*WHAT IS EXPECTED*
Can you transcribe the data exactly? Leave the pictures out.
[start INPUT]
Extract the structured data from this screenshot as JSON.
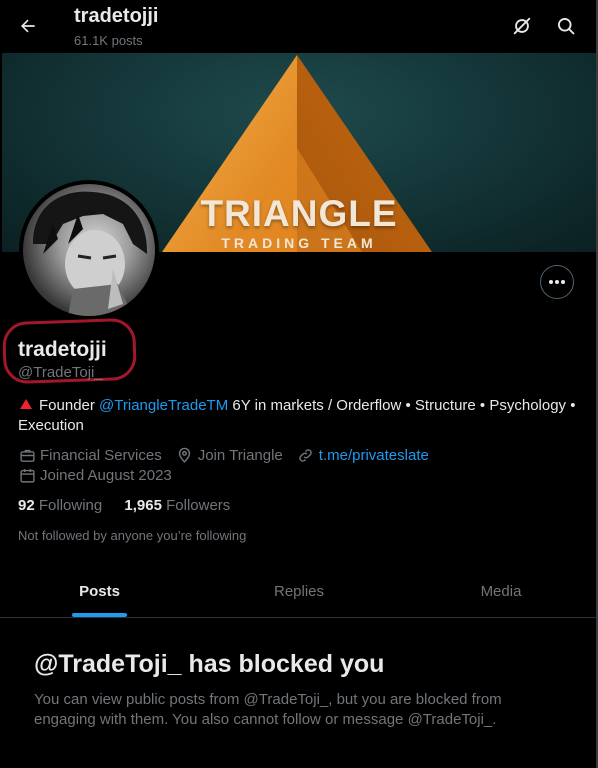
{
  "header": {
    "title": "tradetojji",
    "post_count": "61.1K posts",
    "back_icon": "arrow-left-icon",
    "icons": [
      "grok-icon",
      "search-icon"
    ]
  },
  "banner": {
    "title": "TRIANGLE",
    "subtitle": "TRADING TEAM",
    "colors": {
      "background": "#163a3c",
      "triangle": "#e8952a"
    }
  },
  "profile": {
    "display_name": "tradetojji",
    "handle": "@TradeToji_",
    "bio": {
      "prefix": "Founder ",
      "mention": "@TriangleTradeTM",
      "rest": " 6Y in markets / Orderflow • Structure • Psychology • Execution"
    },
    "category": "Financial Services",
    "location": "Join Triangle",
    "link": "t.me/privateslate",
    "joined": "Joined August 2023",
    "following_count": "92",
    "following_label": "Following",
    "followers_count": "1,965",
    "followers_label": "Followers",
    "not_followed": "Not followed by anyone you’re following"
  },
  "tabs": [
    {
      "label": "Posts",
      "active": true
    },
    {
      "label": "Replies",
      "active": false
    },
    {
      "label": "Media",
      "active": false
    }
  ],
  "blocked": {
    "title": "@TradeToji_ has blocked you",
    "message": "You can view public posts from @TradeToji_, but you are blocked from engaging with them. You also cannot follow or message @TradeToji_."
  },
  "colors": {
    "accent": "#1d9bf0",
    "highlight_circle": "#a2182a",
    "muted_text": "#71767b"
  }
}
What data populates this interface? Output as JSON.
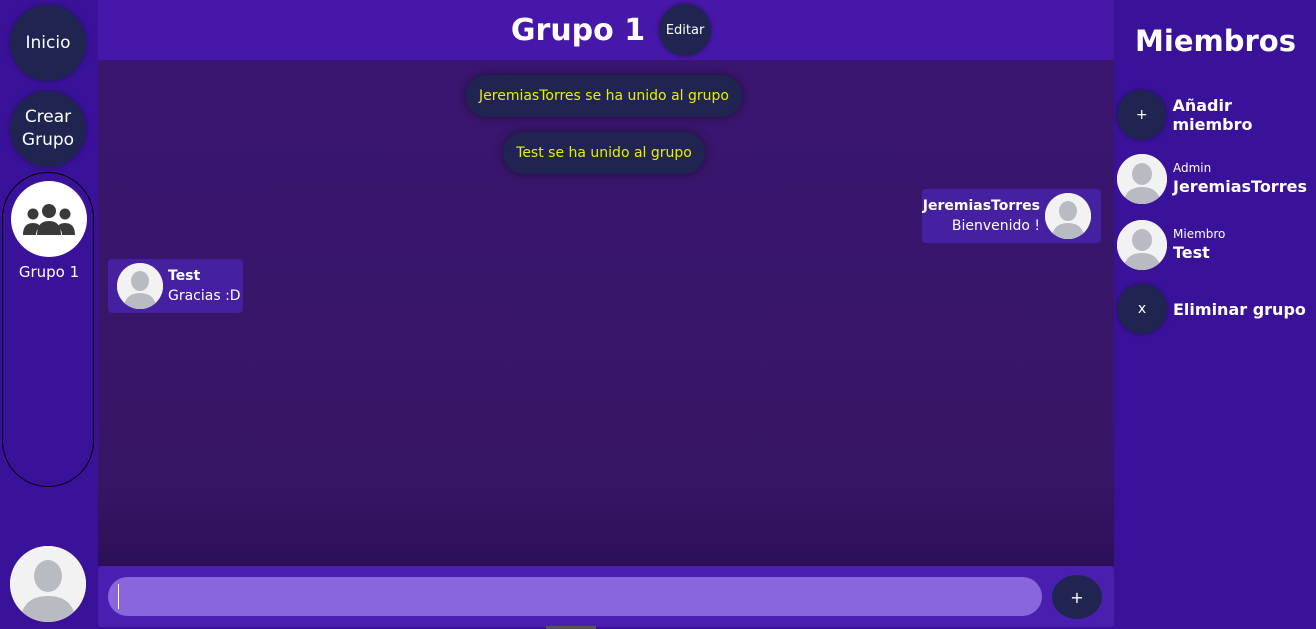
{
  "sidebar": {
    "home_label": "Inicio",
    "create_group_label": "Crear\nGrupo",
    "groups": [
      {
        "label": "Grupo 1",
        "icon": "users-icon"
      }
    ],
    "user_avatar_icon": "user-icon"
  },
  "chat": {
    "title": "Grupo 1",
    "edit_label": "Editar",
    "system_messages": [
      "JeremiasTorres se ha unido al grupo",
      "Test se ha unido al grupo"
    ],
    "messages": [
      {
        "sender": "JeremiasTorres",
        "text": "Bienvenido !",
        "align": "right"
      },
      {
        "sender": "Test",
        "text": "Gracias :D",
        "align": "left"
      }
    ],
    "input_value": "",
    "send_label": "+"
  },
  "members_panel": {
    "title": "Miembros",
    "add_label": "Añadir miembro",
    "add_icon": "+",
    "members": [
      {
        "role": "Admin",
        "name": "JeremiasTorres"
      },
      {
        "role": "Miembro",
        "name": "Test"
      }
    ],
    "delete_label": "Eliminar grupo",
    "delete_icon": "x"
  },
  "colors": {
    "background": "#3a129a",
    "header": "#4617a8",
    "dark_button": "#1f2550",
    "system_text": "#e8f000",
    "input": "#8a66dd"
  }
}
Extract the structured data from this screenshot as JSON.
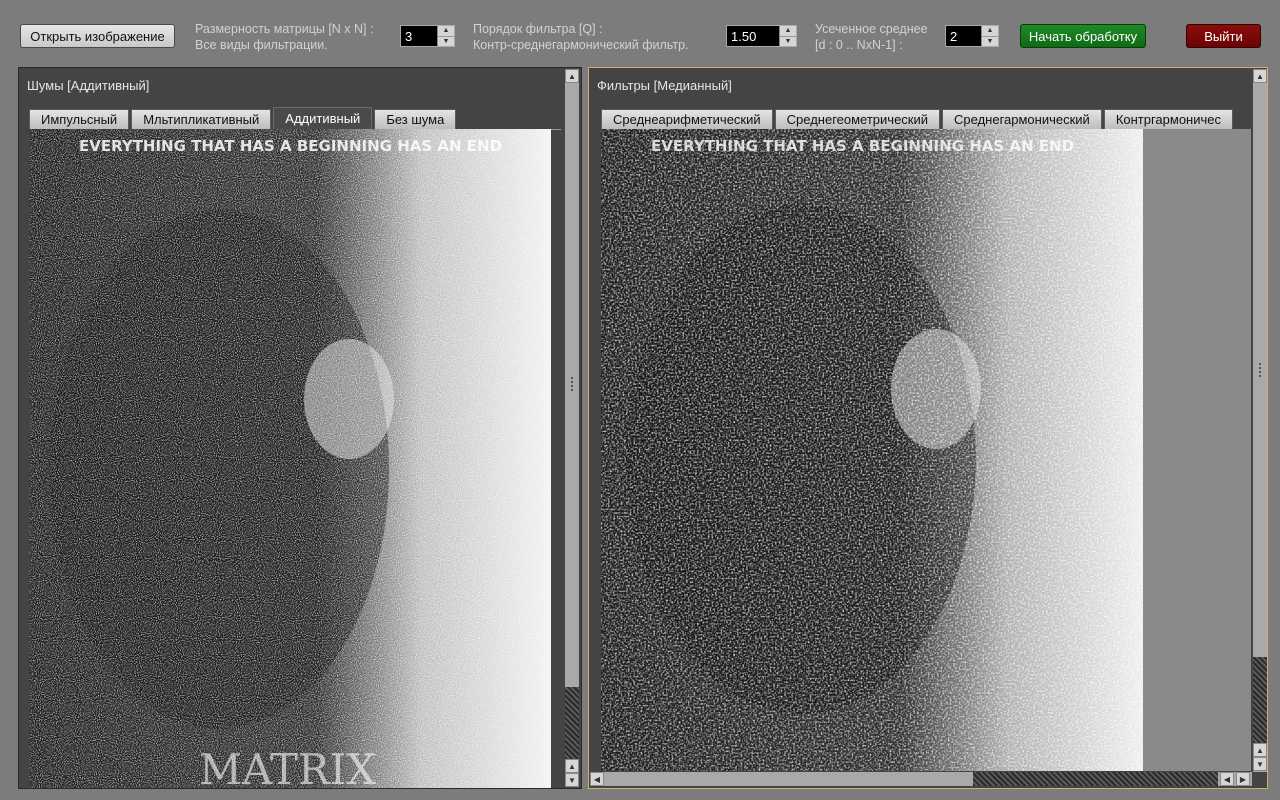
{
  "toolbar": {
    "open_button": "Открыть изображение",
    "matrix_label_1": "Размерность матрицы [N x N] :",
    "matrix_label_2": "Все виды фильтрации.",
    "matrix_value": "3",
    "order_label_1": "Порядок фильтра [Q] :",
    "order_label_2": "Контр-среднегармонический фильтр.",
    "order_value": "1.50",
    "trimmed_label_1": "Усеченное среднее",
    "trimmed_label_2": "[d : 0 .. NxN-1] :",
    "trimmed_value": "2",
    "start_button": "Начать обработку",
    "exit_button": "Выйти"
  },
  "noise_panel": {
    "title": "Шумы [Аддитивный]",
    "tabs": [
      {
        "label": "Импульсный",
        "active": false
      },
      {
        "label": "Мльтипликативный",
        "active": false
      },
      {
        "label": "Аддитивный",
        "active": true
      },
      {
        "label": "Без шума",
        "active": false
      }
    ],
    "image_caption": "EVERYTHING THAT HAS A BEGINNING HAS AN END",
    "image_logo": "MATRIX"
  },
  "filter_panel": {
    "title": "Фильтры [Медианный]",
    "tabs": [
      {
        "label": "Среднеарифметический",
        "active": false
      },
      {
        "label": "Среднегеометрический",
        "active": false
      },
      {
        "label": "Среднегармонический",
        "active": false
      },
      {
        "label": "Контргармоничес",
        "active": false
      }
    ],
    "image_caption": "EVERYTHING THAT HAS A BEGINNING HAS AN END"
  },
  "colors": {
    "start_button": "#157a1b",
    "exit_button": "#7a0606",
    "active_panel_border": "#cfb067"
  }
}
[end INPUT]
*TASK RESPONSE*
Extract the structured data from this screenshot as JSON.
{
  "header": {
    "title": "tradetojji",
    "post_count": "61.1K posts",
    "back_icon": "arrow-left-icon",
    "icons": [
      "grok-icon",
      "search-icon"
    ]
  },
  "banner": {
    "title": "TRIANGLE",
    "subtitle": "TRADING TEAM",
    "colors": {
      "background": "#163a3c",
      "triangle": "#e8952a"
    }
  },
  "profile": {
    "display_name": "tradetojji",
    "handle": "@TradeToji_",
    "bio": {
      "prefix": "Founder ",
      "mention": "@TriangleTradeTM",
      "rest": " 6Y in markets / Orderflow • Structure • Psychology • Execution"
    },
    "category": "Financial Services",
    "location": "Join Triangle",
    "link": "t.me/privateslate",
    "joined": "Joined August 2023",
    "following_count": "92",
    "following_label": "Following",
    "followers_count": "1,965",
    "followers_label": "Followers",
    "not_followed": "Not followed by anyone you’re following"
  },
  "tabs": [
    {
      "label": "Posts",
      "active": true
    },
    {
      "label": "Replies",
      "active": false
    },
    {
      "label": "Media",
      "active": false
    }
  ],
  "blocked": {
    "title": "@TradeToji_ has blocked you",
    "message": "You can view public posts from @TradeToji_, but you are blocked from engaging with them. You also cannot follow or message @TradeToji_."
  },
  "colors": {
    "accent": "#1d9bf0",
    "highlight_circle": "#a2182a",
    "muted_text": "#71767b"
  }
}
What data populates this interface? Output as JSON.
{
  "sidebar": {
    "home_label": "Inicio",
    "create_group_label": "Crear\nGrupo",
    "groups": [
      {
        "label": "Grupo 1",
        "icon": "users-icon"
      }
    ],
    "user_avatar_icon": "user-icon"
  },
  "chat": {
    "title": "Grupo 1",
    "edit_label": "Editar",
    "system_messages": [
      "JeremiasTorres se ha unido al grupo",
      "Test se ha unido al grupo"
    ],
    "messages": [
      {
        "sender": "JeremiasTorres",
        "text": "Bienvenido !",
        "align": "right"
      },
      {
        "sender": "Test",
        "text": "Gracias :D",
        "align": "left"
      }
    ],
    "input_value": "",
    "send_label": "+"
  },
  "members_panel": {
    "title": "Miembros",
    "add_label": "Añadir miembro",
    "add_icon": "+",
    "members": [
      {
        "role": "Admin",
        "name": "JeremiasTorres"
      },
      {
        "role": "Miembro",
        "name": "Test"
      }
    ],
    "delete_label": "Eliminar grupo",
    "delete_icon": "x"
  },
  "colors": {
    "background": "#3a129a",
    "header": "#4617a8",
    "dark_button": "#1f2550",
    "system_text": "#e8f000",
    "input": "#8a66dd"
  }
}
Extract the structured data from this screenshot as JSON.
{
  "toolbar": {
    "open_button": "Открыть изображение",
    "matrix_label_1": "Размерность матрицы [N x N] :",
    "matrix_label_2": "Все виды фильтрации.",
    "matrix_value": "3",
    "order_label_1": "Порядок фильтра [Q] :",
    "order_label_2": "Контр-среднегармонический фильтр.",
    "order_value": "1.50",
    "trimmed_label_1": "Усеченное среднее",
    "trimmed_label_2": "[d : 0 .. NxN-1] :",
    "trimmed_value": "2",
    "start_button": "Начать обработку",
    "exit_button": "Выйти"
  },
  "noise_panel": {
    "title": "Шумы [Аддитивный]",
    "tabs": [
      {
        "label": "Импульсный",
        "active": false
      },
      {
        "label": "Мльтипликативный",
        "active": false
      },
      {
        "label": "Аддитивный",
        "active": true
      },
      {
        "label": "Без шума",
        "active": false
      }
    ],
    "image_caption": "EVERYTHING THAT HAS A BEGINNING HAS AN END",
    "image_logo": "MATRIX"
  },
  "filter_panel": {
    "title": "Фильтры [Медианный]",
    "tabs": [
      {
        "label": "Среднеарифметический",
        "active": false
      },
      {
        "label": "Среднегеометрический",
        "active": false
      },
      {
        "label": "Среднегармонический",
        "active": false
      },
      {
        "label": "Контргармоничес",
        "active": false
      }
    ],
    "image_caption": "EVERYTHING THAT HAS A BEGINNING HAS AN END"
  },
  "colors": {
    "start_button": "#157a1b",
    "exit_button": "#7a0606",
    "active_panel_border": "#cfb067"
  }
}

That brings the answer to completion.